Given exercise:
Reproduce the records below exactly, leaving out any pictures.

Exercise materials:

══════════════════════════════

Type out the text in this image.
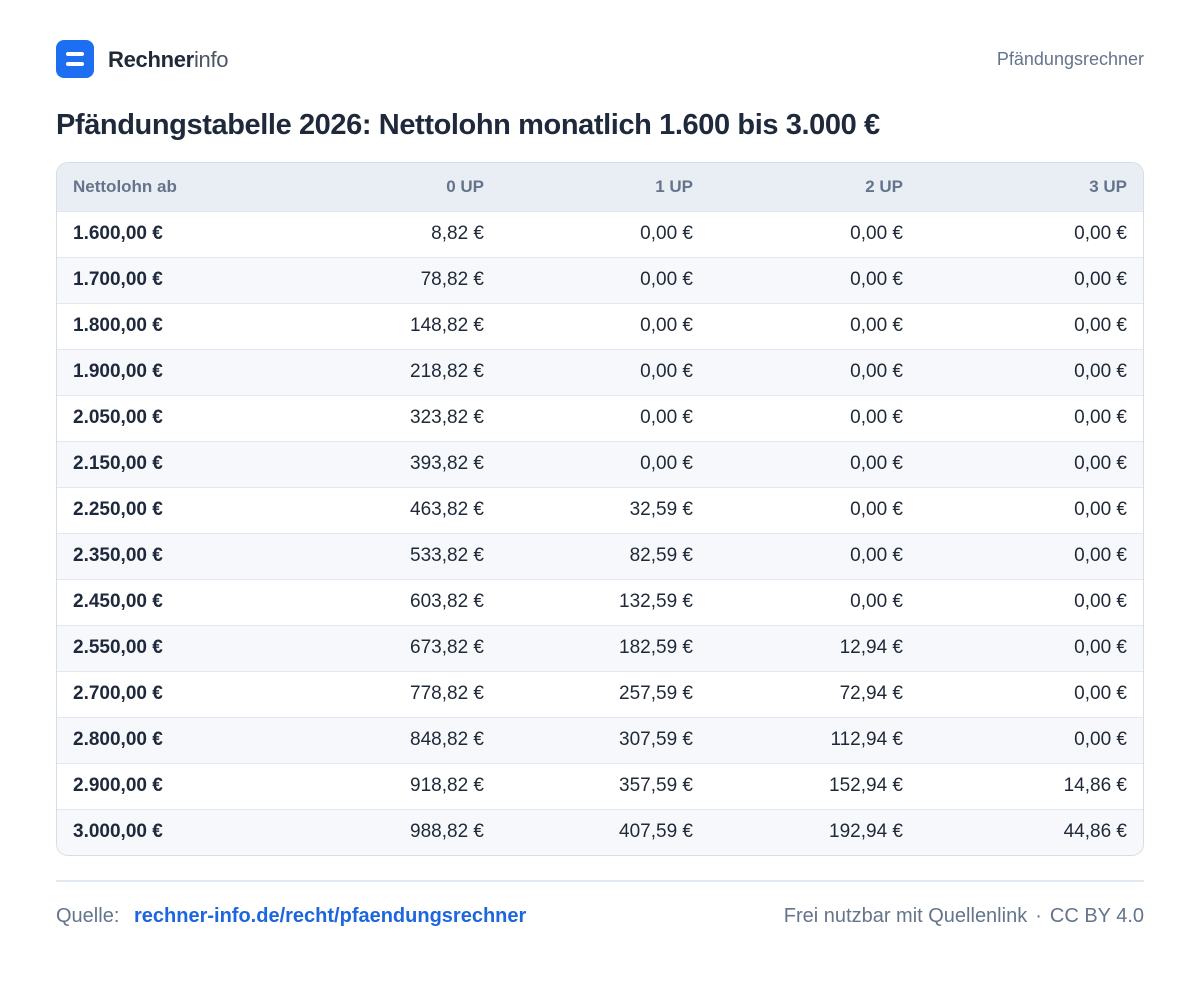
Rechnerinfo	Pfändungsrechner
Pfändungstabelle 2026: Nettolohn monatlich 1.600 bis 3.000 €
Nettolohn ab	0 UP	1 UP	2 UP	3 UP
1.600,00 €	8,82 €	0,00 €	0,00 €	0,00 €
1.700,00 €	78,82 €	0,00 €	0,00 €	0,00 €
1.800,00 €	148,82 €	0,00 €	0,00 €	0,00 €
1.900,00 €	218,82 €	0,00 €	0,00 €	0,00 €
2.050,00 €	323,82 €	0,00 €	0,00 €	0,00 €
2.150,00 €	393,82 €	0,00 €	0,00 €	0,00 €
2.250,00 €	463,82 €	32,59 €	0,00 €	0,00 €
2.350,00 €	533,82 €	82,59 €	0,00 €	0,00 €
2.450,00 €	603,82 €	132,59 €	0,00 €	0,00 €
2.550,00 €	673,82 €	182,59 €	12,94 €	0,00 €
2.700,00 €	778,82 €	257,59 €	72,94 €	0,00 €
2.800,00 €	848,82 €	307,59 €	112,94 €	0,00 €
2.900,00 €	918,82 €	357,59 €	152,94 €	14,86 €
3.000,00 €	988,82 €	407,59 €	192,94 €	44,86 €
Quelle: rechner-info.de/recht/pfaendungsrechner	Frei nutzbar mit Quellenlink · CC BY 4.0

══════════════════════════════

Expected output:
Type out the text in this image.
Rechnerinfo	Pfändungsrechner
Pfändungstabelle 2026: Nettolohn monatlich 1.600 bis 3.000 €
Nettolohn ab	0 UP	1 UP	2 UP	3 UP
1.600,00 €	8,82 €	0,00 €	0,00 €	0,00 €
1.700,00 €	78,82 €	0,00 €	0,00 €	0,00 €
1.800,00 €	148,82 €	0,00 €	0,00 €	0,00 €
1.900,00 €	218,82 €	0,00 €	0,00 €	0,00 €
2.050,00 €	323,82 €	0,00 €	0,00 €	0,00 €
2.150,00 €	393,82 €	0,00 €	0,00 €	0,00 €
2.250,00 €	463,82 €	32,59 €	0,00 €	0,00 €
2.350,00 €	533,82 €	82,59 €	0,00 €	0,00 €
2.450,00 €	603,82 €	132,59 €	0,00 €	0,00 €
2.550,00 €	673,82 €	182,59 €	12,94 €	0,00 €
2.700,00 €	778,82 €	257,59 €	72,94 €	0,00 €
2.800,00 €	848,82 €	307,59 €	112,94 €	0,00 €
2.900,00 €	918,82 €	357,59 €	152,94 €	14,86 €
3.000,00 €	988,82 €	407,59 €	192,94 €	44,86 €
Quelle: rechner-info.de/recht/pfaendungsrechner	Frei nutzbar mit Quellenlink · CC BY 4.0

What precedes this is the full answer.